Write out the full set of records below exactly.

-- START OF RECORDS SUPPLIED --

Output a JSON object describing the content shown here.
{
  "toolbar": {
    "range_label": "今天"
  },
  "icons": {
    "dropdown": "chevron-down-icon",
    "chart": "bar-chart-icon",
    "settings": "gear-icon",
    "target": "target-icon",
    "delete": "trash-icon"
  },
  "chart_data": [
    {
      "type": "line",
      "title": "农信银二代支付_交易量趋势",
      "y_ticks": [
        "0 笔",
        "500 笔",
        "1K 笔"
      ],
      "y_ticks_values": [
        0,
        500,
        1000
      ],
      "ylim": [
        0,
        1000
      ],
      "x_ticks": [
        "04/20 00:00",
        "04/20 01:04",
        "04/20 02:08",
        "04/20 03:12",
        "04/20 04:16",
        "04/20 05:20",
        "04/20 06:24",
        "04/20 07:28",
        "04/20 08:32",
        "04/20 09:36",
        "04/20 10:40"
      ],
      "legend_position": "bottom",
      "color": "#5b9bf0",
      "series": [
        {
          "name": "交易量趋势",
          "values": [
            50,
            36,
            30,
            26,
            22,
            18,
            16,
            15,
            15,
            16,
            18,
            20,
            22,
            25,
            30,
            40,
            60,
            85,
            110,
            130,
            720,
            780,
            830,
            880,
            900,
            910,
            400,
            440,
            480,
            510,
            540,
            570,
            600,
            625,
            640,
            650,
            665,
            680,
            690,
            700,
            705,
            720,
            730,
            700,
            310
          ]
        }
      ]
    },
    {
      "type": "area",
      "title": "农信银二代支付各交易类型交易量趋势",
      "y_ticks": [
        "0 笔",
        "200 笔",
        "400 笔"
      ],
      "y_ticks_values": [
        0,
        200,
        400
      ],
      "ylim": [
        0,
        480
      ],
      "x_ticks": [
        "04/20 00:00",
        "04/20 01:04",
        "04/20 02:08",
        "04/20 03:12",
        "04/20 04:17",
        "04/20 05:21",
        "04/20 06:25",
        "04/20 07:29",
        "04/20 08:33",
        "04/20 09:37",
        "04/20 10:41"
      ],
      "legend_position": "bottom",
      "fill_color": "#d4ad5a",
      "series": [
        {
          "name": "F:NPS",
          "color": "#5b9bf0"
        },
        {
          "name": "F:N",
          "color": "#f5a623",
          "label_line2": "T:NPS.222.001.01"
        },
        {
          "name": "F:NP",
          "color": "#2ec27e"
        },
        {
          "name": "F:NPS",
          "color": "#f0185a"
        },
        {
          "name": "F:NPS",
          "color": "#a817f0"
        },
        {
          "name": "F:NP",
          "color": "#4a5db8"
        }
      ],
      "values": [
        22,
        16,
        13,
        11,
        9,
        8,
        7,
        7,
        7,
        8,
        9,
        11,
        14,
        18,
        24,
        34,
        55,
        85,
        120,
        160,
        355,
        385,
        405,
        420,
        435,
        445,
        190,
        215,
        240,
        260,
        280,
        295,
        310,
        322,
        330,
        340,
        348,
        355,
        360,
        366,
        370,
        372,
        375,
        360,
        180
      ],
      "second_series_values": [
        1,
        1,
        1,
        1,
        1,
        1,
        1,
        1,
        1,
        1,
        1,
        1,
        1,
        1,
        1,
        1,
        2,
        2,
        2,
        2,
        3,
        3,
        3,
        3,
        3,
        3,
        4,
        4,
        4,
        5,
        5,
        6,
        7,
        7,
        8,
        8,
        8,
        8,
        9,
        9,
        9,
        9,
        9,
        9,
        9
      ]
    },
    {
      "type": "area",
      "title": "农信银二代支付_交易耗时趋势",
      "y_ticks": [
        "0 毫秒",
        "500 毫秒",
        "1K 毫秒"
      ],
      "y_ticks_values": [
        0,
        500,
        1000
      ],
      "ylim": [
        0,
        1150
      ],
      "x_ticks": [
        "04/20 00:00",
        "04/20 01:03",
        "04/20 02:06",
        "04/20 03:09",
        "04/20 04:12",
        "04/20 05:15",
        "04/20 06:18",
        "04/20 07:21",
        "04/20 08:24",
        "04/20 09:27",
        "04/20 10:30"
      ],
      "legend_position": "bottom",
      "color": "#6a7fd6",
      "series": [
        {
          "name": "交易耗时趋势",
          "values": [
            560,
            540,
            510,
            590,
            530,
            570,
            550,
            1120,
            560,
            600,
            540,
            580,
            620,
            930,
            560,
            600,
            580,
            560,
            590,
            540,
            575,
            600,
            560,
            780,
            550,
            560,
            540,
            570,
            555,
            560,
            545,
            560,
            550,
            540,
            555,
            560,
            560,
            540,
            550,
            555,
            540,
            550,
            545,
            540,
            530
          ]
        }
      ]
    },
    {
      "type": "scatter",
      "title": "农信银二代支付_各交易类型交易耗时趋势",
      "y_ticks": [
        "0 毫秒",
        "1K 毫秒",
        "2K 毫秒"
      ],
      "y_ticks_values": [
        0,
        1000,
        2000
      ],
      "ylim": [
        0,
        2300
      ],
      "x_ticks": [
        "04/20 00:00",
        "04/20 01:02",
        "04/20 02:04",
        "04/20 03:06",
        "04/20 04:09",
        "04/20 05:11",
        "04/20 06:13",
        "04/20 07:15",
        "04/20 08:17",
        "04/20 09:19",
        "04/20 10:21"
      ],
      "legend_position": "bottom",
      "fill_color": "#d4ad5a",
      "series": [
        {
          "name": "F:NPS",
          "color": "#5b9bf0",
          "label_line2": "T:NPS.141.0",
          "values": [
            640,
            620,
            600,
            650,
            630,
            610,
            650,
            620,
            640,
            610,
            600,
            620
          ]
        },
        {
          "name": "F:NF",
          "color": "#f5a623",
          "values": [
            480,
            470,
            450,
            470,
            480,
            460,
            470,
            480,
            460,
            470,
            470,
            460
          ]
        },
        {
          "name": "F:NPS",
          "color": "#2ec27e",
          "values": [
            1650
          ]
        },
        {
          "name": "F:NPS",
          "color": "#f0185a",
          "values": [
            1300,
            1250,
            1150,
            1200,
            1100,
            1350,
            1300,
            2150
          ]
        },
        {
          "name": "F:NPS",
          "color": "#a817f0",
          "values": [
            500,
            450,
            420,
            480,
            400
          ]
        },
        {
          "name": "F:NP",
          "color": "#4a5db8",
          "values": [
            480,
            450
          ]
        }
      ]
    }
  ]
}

-- END OF RECORDS SUPPLIED --

SOLUTION TO THIS EXERCISE:
Output a JSON object describing the content shown here.
{
  "toolbar": {
    "range_label": "今天"
  },
  "icons": {
    "dropdown": "chevron-down-icon",
    "chart": "bar-chart-icon",
    "settings": "gear-icon",
    "target": "target-icon",
    "delete": "trash-icon"
  },
  "chart_data": [
    {
      "type": "line",
      "title": "农信银二代支付_交易量趋势",
      "y_ticks": [
        "0 笔",
        "500 笔",
        "1K 笔"
      ],
      "y_ticks_values": [
        0,
        500,
        1000
      ],
      "ylim": [
        0,
        1000
      ],
      "x_ticks": [
        "04/20 00:00",
        "04/20 01:04",
        "04/20 02:08",
        "04/20 03:12",
        "04/20 04:16",
        "04/20 05:20",
        "04/20 06:24",
        "04/20 07:28",
        "04/20 08:32",
        "04/20 09:36",
        "04/20 10:40"
      ],
      "legend_position": "bottom",
      "color": "#5b9bf0",
      "series": [
        {
          "name": "交易量趋势",
          "values": [
            50,
            36,
            30,
            26,
            22,
            18,
            16,
            15,
            15,
            16,
            18,
            20,
            22,
            25,
            30,
            40,
            60,
            85,
            110,
            130,
            720,
            780,
            830,
            880,
            900,
            910,
            400,
            440,
            480,
            510,
            540,
            570,
            600,
            625,
            640,
            650,
            665,
            680,
            690,
            700,
            705,
            720,
            730,
            700,
            310
          ]
        }
      ]
    },
    {
      "type": "area",
      "title": "农信银二代支付各交易类型交易量趋势",
      "y_ticks": [
        "0 笔",
        "200 笔",
        "400 笔"
      ],
      "y_ticks_values": [
        0,
        200,
        400
      ],
      "ylim": [
        0,
        480
      ],
      "x_ticks": [
        "04/20 00:00",
        "04/20 01:04",
        "04/20 02:08",
        "04/20 03:12",
        "04/20 04:17",
        "04/20 05:21",
        "04/20 06:25",
        "04/20 07:29",
        "04/20 08:33",
        "04/20 09:37",
        "04/20 10:41"
      ],
      "legend_position": "bottom",
      "fill_color": "#d4ad5a",
      "series": [
        {
          "name": "F:NPS",
          "color": "#5b9bf0"
        },
        {
          "name": "F:N",
          "color": "#f5a623",
          "label_line2": "T:NPS.222.001.01"
        },
        {
          "name": "F:NP",
          "color": "#2ec27e"
        },
        {
          "name": "F:NPS",
          "color": "#f0185a"
        },
        {
          "name": "F:NPS",
          "color": "#a817f0"
        },
        {
          "name": "F:NP",
          "color": "#4a5db8"
        }
      ],
      "values": [
        22,
        16,
        13,
        11,
        9,
        8,
        7,
        7,
        7,
        8,
        9,
        11,
        14,
        18,
        24,
        34,
        55,
        85,
        120,
        160,
        355,
        385,
        405,
        420,
        435,
        445,
        190,
        215,
        240,
        260,
        280,
        295,
        310,
        322,
        330,
        340,
        348,
        355,
        360,
        366,
        370,
        372,
        375,
        360,
        180
      ],
      "second_series_values": [
        1,
        1,
        1,
        1,
        1,
        1,
        1,
        1,
        1,
        1,
        1,
        1,
        1,
        1,
        1,
        1,
        2,
        2,
        2,
        2,
        3,
        3,
        3,
        3,
        3,
        3,
        4,
        4,
        4,
        5,
        5,
        6,
        7,
        7,
        8,
        8,
        8,
        8,
        9,
        9,
        9,
        9,
        9,
        9,
        9
      ]
    },
    {
      "type": "area",
      "title": "农信银二代支付_交易耗时趋势",
      "y_ticks": [
        "0 毫秒",
        "500 毫秒",
        "1K 毫秒"
      ],
      "y_ticks_values": [
        0,
        500,
        1000
      ],
      "ylim": [
        0,
        1150
      ],
      "x_ticks": [
        "04/20 00:00",
        "04/20 01:03",
        "04/20 02:06",
        "04/20 03:09",
        "04/20 04:12",
        "04/20 05:15",
        "04/20 06:18",
        "04/20 07:21",
        "04/20 08:24",
        "04/20 09:27",
        "04/20 10:30"
      ],
      "legend_position": "bottom",
      "color": "#6a7fd6",
      "series": [
        {
          "name": "交易耗时趋势",
          "values": [
            560,
            540,
            510,
            590,
            530,
            570,
            550,
            1120,
            560,
            600,
            540,
            580,
            620,
            930,
            560,
            600,
            580,
            560,
            590,
            540,
            575,
            600,
            560,
            780,
            550,
            560,
            540,
            570,
            555,
            560,
            545,
            560,
            550,
            540,
            555,
            560,
            560,
            540,
            550,
            555,
            540,
            550,
            545,
            540,
            530
          ]
        }
      ]
    },
    {
      "type": "scatter",
      "title": "农信银二代支付_各交易类型交易耗时趋势",
      "y_ticks": [
        "0 毫秒",
        "1K 毫秒",
        "2K 毫秒"
      ],
      "y_ticks_values": [
        0,
        1000,
        2000
      ],
      "ylim": [
        0,
        2300
      ],
      "x_ticks": [
        "04/20 00:00",
        "04/20 01:02",
        "04/20 02:04",
        "04/20 03:06",
        "04/20 04:09",
        "04/20 05:11",
        "04/20 06:13",
        "04/20 07:15",
        "04/20 08:17",
        "04/20 09:19",
        "04/20 10:21"
      ],
      "legend_position": "bottom",
      "fill_color": "#d4ad5a",
      "series": [
        {
          "name": "F:NPS",
          "color": "#5b9bf0",
          "label_line2": "T:NPS.141.0",
          "values": [
            640,
            620,
            600,
            650,
            630,
            610,
            650,
            620,
            640,
            610,
            600,
            620
          ]
        },
        {
          "name": "F:NF",
          "color": "#f5a623",
          "values": [
            480,
            470,
            450,
            470,
            480,
            460,
            470,
            480,
            460,
            470,
            470,
            460
          ]
        },
        {
          "name": "F:NPS",
          "color": "#2ec27e",
          "values": [
            1650
          ]
        },
        {
          "name": "F:NPS",
          "color": "#f0185a",
          "values": [
            1300,
            1250,
            1150,
            1200,
            1100,
            1350,
            1300,
            2150
          ]
        },
        {
          "name": "F:NPS",
          "color": "#a817f0",
          "values": [
            500,
            450,
            420,
            480,
            400
          ]
        },
        {
          "name": "F:NP",
          "color": "#4a5db8",
          "values": [
            480,
            450
          ]
        }
      ]
    }
  ]
}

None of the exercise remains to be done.